▸ **What the exercise asks**
Looking at the data below, count the lines that contain the string "color". Write only the total.

▸ **Data shown**
- - -

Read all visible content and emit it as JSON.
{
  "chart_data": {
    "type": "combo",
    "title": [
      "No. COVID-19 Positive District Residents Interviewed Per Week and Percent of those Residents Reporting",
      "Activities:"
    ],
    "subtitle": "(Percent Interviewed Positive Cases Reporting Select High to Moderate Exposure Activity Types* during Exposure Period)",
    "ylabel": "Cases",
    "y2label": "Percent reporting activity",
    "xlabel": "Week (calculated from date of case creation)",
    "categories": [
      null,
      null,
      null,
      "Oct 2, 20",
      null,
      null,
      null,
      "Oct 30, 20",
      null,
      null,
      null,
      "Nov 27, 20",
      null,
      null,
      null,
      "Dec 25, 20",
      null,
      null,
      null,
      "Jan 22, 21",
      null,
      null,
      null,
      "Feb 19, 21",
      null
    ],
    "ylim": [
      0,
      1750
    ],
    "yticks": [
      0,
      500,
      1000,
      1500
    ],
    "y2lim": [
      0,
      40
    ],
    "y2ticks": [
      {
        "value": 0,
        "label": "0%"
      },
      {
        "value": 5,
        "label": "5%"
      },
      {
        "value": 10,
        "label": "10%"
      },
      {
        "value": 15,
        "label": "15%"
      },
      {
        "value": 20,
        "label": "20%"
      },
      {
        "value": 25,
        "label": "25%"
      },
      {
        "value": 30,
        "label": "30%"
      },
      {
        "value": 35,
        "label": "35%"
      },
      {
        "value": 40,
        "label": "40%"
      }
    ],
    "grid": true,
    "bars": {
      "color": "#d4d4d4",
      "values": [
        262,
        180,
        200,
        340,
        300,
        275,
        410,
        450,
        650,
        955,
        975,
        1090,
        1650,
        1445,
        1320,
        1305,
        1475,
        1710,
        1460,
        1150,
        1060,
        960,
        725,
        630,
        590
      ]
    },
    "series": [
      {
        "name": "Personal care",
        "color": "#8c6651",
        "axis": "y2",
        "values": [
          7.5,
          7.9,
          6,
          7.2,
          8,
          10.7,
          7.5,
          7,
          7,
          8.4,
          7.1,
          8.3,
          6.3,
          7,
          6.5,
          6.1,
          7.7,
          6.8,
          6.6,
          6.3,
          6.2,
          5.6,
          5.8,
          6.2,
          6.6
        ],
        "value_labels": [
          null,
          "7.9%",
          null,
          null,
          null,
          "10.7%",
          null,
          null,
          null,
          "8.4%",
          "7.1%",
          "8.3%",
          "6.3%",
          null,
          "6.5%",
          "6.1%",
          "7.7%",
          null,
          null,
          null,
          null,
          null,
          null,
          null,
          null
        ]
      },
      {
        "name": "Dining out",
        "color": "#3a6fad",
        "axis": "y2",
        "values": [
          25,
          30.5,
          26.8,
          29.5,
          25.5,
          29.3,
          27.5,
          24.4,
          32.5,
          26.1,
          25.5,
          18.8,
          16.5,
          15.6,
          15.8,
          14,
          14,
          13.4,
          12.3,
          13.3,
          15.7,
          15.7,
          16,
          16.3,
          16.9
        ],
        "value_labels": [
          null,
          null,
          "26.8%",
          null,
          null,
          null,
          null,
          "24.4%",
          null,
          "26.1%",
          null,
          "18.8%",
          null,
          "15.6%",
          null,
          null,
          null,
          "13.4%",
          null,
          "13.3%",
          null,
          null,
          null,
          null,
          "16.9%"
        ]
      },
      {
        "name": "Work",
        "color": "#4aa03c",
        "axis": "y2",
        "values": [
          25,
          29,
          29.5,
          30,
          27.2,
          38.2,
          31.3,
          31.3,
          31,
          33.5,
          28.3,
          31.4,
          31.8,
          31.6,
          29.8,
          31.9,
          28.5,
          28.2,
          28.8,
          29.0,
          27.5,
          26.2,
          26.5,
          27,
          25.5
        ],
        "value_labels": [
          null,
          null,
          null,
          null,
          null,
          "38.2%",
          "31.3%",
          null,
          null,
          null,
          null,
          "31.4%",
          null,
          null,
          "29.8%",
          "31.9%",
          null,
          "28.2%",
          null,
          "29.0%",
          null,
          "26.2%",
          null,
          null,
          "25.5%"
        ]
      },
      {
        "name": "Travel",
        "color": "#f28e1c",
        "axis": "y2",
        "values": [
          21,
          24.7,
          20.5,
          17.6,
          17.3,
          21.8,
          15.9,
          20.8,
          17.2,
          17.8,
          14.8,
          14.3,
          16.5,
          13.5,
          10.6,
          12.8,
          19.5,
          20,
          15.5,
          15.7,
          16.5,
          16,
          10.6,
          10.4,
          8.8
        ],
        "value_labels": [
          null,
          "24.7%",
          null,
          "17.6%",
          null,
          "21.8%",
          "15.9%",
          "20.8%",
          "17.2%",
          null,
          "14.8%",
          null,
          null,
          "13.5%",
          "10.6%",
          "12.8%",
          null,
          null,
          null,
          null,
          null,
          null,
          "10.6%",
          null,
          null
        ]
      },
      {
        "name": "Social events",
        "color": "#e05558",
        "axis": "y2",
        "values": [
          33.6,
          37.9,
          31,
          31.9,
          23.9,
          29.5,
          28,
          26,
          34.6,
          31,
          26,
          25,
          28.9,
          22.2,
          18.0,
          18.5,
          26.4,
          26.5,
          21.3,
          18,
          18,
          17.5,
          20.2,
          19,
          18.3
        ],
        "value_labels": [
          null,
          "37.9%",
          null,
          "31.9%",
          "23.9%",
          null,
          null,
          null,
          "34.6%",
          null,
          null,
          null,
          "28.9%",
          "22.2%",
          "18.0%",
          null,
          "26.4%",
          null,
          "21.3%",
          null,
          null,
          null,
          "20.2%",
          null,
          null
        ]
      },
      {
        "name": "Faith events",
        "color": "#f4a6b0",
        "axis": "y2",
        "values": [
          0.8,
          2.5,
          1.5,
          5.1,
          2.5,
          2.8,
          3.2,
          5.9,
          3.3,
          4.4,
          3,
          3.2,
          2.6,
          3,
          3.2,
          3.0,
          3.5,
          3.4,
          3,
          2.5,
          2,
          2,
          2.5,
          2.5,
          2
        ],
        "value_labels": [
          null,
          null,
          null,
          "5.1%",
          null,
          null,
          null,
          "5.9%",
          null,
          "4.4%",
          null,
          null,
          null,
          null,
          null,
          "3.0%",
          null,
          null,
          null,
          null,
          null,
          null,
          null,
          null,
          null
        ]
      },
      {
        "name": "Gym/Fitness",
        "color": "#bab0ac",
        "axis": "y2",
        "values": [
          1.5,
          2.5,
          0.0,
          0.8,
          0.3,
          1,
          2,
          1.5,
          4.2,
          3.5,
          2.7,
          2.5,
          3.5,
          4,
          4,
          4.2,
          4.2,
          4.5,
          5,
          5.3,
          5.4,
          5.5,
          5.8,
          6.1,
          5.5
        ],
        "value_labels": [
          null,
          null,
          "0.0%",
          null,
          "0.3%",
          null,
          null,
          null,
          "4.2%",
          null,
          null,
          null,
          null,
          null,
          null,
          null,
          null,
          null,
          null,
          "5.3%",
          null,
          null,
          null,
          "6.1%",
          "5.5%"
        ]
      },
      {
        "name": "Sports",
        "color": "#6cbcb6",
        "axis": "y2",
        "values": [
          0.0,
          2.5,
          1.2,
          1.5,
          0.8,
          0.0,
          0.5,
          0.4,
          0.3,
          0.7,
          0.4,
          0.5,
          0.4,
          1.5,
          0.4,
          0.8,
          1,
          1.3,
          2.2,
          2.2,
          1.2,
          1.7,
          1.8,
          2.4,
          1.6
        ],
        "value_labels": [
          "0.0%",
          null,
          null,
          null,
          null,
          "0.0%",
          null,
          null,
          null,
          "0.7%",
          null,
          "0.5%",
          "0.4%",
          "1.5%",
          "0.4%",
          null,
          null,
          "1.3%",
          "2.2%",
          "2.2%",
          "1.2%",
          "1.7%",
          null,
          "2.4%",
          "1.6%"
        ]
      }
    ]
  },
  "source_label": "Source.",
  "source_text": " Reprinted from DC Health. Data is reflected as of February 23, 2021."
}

- - -

▸ **Answer to this problem**
9